» **Task objective**
The records that follow need to be output exactly as they are.

» **Data in this exercise**
--------
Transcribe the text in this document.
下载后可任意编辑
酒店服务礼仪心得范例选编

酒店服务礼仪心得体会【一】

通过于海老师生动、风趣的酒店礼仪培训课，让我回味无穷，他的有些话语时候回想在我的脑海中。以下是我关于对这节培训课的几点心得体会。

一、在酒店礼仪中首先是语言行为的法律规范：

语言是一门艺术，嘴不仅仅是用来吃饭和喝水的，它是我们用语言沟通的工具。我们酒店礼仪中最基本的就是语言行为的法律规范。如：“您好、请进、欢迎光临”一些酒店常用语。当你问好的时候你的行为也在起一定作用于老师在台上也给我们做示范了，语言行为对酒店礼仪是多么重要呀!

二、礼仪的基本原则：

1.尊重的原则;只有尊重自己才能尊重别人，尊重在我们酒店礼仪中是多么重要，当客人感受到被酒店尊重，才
--------
» **Task result**
Transcribe the text in this document.
下载后可任意编辑
酒店服务礼仪心得范例选编

酒店服务礼仪心得体会【一】

通过于海老师生动、风趣的酒店礼仪培训课，让我回味无穷，他的有些话语时候回想在我的脑海中。以下是我关于对这节培训课的几点心得体会。

一、在酒店礼仪中首先是语言行为的法律规范：

语言是一门艺术，嘴不仅仅是用来吃饭和喝水的，它是我们用语言沟通的工具。我们酒店礼仪中最基本的就是语言行为的法律规范。如：“您好、请进、欢迎光临”一些酒店常用语。当你问好的时候你的行为也在起一定作用于老师在台上也给我们做示范了，语言行为对酒店礼仪是多么重要呀!

二、礼仪的基本原则：

1.尊重的原则;只有尊重自己才能尊重别人，尊重在我们酒店礼仪中是多么重要，当客人感受到被酒店尊重，才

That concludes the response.